- [WRITTEN PROBLEM]
Retype the records below exactly as they appear.

==============================

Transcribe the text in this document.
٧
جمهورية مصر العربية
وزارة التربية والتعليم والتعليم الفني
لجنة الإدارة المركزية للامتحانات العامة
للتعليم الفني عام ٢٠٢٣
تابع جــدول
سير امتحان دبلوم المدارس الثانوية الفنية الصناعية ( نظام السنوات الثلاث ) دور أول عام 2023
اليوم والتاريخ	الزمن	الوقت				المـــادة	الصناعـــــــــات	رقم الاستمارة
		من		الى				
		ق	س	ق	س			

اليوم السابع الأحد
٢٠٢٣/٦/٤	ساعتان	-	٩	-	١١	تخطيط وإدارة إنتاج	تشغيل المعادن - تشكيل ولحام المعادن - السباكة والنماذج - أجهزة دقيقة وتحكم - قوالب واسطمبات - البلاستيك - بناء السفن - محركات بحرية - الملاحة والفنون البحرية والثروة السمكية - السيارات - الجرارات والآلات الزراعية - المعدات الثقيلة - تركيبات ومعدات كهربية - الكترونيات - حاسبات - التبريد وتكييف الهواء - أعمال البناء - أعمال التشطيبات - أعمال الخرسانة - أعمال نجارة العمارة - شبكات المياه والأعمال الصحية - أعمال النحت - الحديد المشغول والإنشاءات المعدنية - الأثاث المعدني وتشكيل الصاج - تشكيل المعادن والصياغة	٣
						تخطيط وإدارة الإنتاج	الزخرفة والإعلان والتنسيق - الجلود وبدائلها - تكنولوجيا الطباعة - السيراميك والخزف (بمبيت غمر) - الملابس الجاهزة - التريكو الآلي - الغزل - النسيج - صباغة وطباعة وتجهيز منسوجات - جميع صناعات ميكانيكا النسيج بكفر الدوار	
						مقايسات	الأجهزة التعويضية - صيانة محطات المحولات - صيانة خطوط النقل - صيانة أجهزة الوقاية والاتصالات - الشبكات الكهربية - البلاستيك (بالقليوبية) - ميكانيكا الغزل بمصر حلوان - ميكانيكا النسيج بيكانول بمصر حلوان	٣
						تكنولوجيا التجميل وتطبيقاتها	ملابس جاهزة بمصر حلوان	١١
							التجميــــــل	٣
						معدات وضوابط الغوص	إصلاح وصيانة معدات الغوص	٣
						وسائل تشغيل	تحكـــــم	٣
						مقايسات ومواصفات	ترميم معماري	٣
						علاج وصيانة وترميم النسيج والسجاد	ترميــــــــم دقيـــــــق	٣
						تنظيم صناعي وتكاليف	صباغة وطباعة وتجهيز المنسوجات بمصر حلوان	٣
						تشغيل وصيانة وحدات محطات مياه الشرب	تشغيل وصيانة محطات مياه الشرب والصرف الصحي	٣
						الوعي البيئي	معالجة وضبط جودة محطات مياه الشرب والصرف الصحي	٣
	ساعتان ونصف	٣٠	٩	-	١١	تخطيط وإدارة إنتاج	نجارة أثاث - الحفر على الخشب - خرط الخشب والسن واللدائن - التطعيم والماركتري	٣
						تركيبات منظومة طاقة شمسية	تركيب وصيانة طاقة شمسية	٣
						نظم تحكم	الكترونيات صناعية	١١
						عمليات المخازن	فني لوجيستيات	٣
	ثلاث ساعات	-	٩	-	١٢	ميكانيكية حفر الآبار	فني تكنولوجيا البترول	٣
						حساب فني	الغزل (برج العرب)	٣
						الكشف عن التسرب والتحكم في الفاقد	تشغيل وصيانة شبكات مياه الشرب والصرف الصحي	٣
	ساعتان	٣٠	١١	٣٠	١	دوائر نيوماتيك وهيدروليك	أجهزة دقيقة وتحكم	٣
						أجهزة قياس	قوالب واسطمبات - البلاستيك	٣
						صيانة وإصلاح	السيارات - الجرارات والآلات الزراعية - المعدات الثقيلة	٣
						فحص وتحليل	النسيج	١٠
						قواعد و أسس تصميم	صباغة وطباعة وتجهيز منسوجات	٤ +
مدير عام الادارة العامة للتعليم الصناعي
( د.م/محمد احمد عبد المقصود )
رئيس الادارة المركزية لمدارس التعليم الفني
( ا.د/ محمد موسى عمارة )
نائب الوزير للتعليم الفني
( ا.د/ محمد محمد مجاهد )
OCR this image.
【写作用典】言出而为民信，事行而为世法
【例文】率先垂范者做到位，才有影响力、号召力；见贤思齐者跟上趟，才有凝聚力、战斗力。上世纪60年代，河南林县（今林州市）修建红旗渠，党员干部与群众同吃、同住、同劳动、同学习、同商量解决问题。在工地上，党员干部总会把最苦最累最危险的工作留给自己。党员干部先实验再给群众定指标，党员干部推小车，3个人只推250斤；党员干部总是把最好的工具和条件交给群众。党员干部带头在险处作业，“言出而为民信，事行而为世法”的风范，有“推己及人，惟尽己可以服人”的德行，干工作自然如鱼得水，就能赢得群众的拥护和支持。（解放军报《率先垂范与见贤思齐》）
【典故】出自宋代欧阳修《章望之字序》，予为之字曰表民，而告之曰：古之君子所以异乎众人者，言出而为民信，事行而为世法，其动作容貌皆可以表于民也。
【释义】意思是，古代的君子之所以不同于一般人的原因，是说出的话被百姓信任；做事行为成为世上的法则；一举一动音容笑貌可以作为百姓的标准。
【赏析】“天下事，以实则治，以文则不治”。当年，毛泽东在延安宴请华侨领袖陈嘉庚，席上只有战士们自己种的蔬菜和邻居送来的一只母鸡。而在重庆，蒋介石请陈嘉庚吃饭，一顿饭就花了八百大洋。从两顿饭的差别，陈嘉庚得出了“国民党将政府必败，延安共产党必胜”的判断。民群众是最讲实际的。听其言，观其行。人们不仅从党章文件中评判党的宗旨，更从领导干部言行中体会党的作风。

==============================

- [RESULT BELOW]
Transcribe the text in this document.
٧
جمهورية مصر العربية
وزارة التربية والتعليم والتعليم الفني
لجنة الإدارة المركزية للامتحانات العامة
للتعليم الفني عام ٢٠٢٣
تابع جــدول
سير امتحان دبلوم المدارس الثانوية الفنية الصناعية ( نظام السنوات الثلاث ) دور أول عام 2023
اليوم والتاريخ	الزمن	الوقت				المـــادة	الصناعـــــــــات	رقم الاستمارة
		من		الى				
		ق	س	ق	س			

اليوم السابع الأحد
٢٠٢٣/٦/٤	ساعتان	-	٩	-	١١	تخطيط وإدارة إنتاج	تشغيل المعادن - تشكيل ولحام المعادن - السباكة والنماذج - أجهزة دقيقة وتحكم - قوالب واسطمبات - البلاستيك - بناء السفن - محركات بحرية - الملاحة والفنون البحرية والثروة السمكية - السيارات - الجرارات والآلات الزراعية - المعدات الثقيلة - تركيبات ومعدات كهربية - الكترونيات - حاسبات - التبريد وتكييف الهواء - أعمال البناء - أعمال التشطيبات - أعمال الخرسانة - أعمال نجارة العمارة - شبكات المياه والأعمال الصحية - أعمال النحت - الحديد المشغول والإنشاءات المعدنية - الأثاث المعدني وتشكيل الصاج - تشكيل المعادن والصياغة	٣
						تخطيط وإدارة الإنتاج	الزخرفة والإعلان والتنسيق - الجلود وبدائلها - تكنولوجيا الطباعة - السيراميك والخزف (بمبيت غمر) - الملابس الجاهزة - التريكو الآلي - الغزل - النسيج - صباغة وطباعة وتجهيز منسوجات - جميع صناعات ميكانيكا النسيج بكفر الدوار	
						مقايسات	الأجهزة التعويضية - صيانة محطات المحولات - صيانة خطوط النقل - صيانة أجهزة الوقاية والاتصالات - الشبكات الكهربية - البلاستيك (بالقليوبية) - ميكانيكا الغزل بمصر حلوان - ميكانيكا النسيج بيكانول بمصر حلوان	٣
						تكنولوجيا التجميل وتطبيقاتها	ملابس جاهزة بمصر حلوان	١١
							التجميــــــل	٣
						معدات وضوابط الغوص	إصلاح وصيانة معدات الغوص	٣
						وسائل تشغيل	تحكـــــم	٣
						مقايسات ومواصفات	ترميم معماري	٣
						علاج وصيانة وترميم النسيج والسجاد	ترميــــــــم دقيـــــــق	٣
						تنظيم صناعي وتكاليف	صباغة وطباعة وتجهيز المنسوجات بمصر حلوان	٣
						تشغيل وصيانة وحدات محطات مياه الشرب	تشغيل وصيانة محطات مياه الشرب والصرف الصحي	٣
						الوعي البيئي	معالجة وضبط جودة محطات مياه الشرب والصرف الصحي	٣
	ساعتان ونصف	٣٠	٩	-	١١	تخطيط وإدارة إنتاج	نجارة أثاث - الحفر على الخشب - خرط الخشب والسن واللدائن - التطعيم والماركتري	٣
						تركيبات منظومة طاقة شمسية	تركيب وصيانة طاقة شمسية	٣
						نظم تحكم	الكترونيات صناعية	١١
						عمليات المخازن	فني لوجيستيات	٣
	ثلاث ساعات	-	٩	-	١٢	ميكانيكية حفر الآبار	فني تكنولوجيا البترول	٣
						حساب فني	الغزل (برج العرب)	٣
						الكشف عن التسرب والتحكم في الفاقد	تشغيل وصيانة شبكات مياه الشرب والصرف الصحي	٣
	ساعتان	٣٠	١١	٣٠	١	دوائر نيوماتيك وهيدروليك	أجهزة دقيقة وتحكم	٣
						أجهزة قياس	قوالب واسطمبات - البلاستيك	٣
						صيانة وإصلاح	السيارات - الجرارات والآلات الزراعية - المعدات الثقيلة	٣
						فحص وتحليل	النسيج	١٠
						قواعد و أسس تصميم	صباغة وطباعة وتجهيز منسوجات	٤ +
مدير عام الادارة العامة للتعليم الصناعي
( د.م/محمد احمد عبد المقصود )
رئيس الادارة المركزية لمدارس التعليم الفني
( ا.د/ محمد موسى عمارة )
نائب الوزير للتعليم الفني
( ا.د/ محمد محمد مجاهد )
OCR this image.
【写作用典】言出而为民信，事行而为世法
【例文】率先垂范者做到位，才有影响力、号召力；见贤思齐者跟上趟，才有凝聚力、战斗力。上世纪60年代，河南林县（今林州市）修建红旗渠，党员干部与群众同吃、同住、同劳动、同学习、同商量解决问题。在工地上，党员干部总会把最苦最累最危险的工作留给自己。党员干部先实验再给群众定指标，党员干部推小车，3个人只推250斤；党员干部总是把最好的工具和条件交给群众。党员干部带头在险处作业，“言出而为民信，事行而为世法”的风范，有“推己及人，惟尽己可以服人”的德行，干工作自然如鱼得水，就能赢得群众的拥护和支持。（解放军报《率先垂范与见贤思齐》）
【典故】出自宋代欧阳修《章望之字序》，予为之字曰表民，而告之曰：古之君子所以异乎众人者，言出而为民信，事行而为世法，其动作容貌皆可以表于民也。
【释义】意思是，古代的君子之所以不同于一般人的原因，是说出的话被百姓信任；做事行为成为世上的法则；一举一动音容笑貌可以作为百姓的标准。
【赏析】“天下事，以实则治，以文则不治”。当年，毛泽东在延安宴请华侨领袖陈嘉庚，席上只有战士们自己种的蔬菜和邻居送来的一只母鸡。而在重庆，蒋介石请陈嘉庚吃饭，一顿饭就花了八百大洋。从两顿饭的差别，陈嘉庚得出了“国民党将政府必败，延安共产党必胜”的判断。民群众是最讲实际的。听其言，观其行。人们不仅从党章文件中评判党的宗旨，更从领导干部言行中体会党的作风。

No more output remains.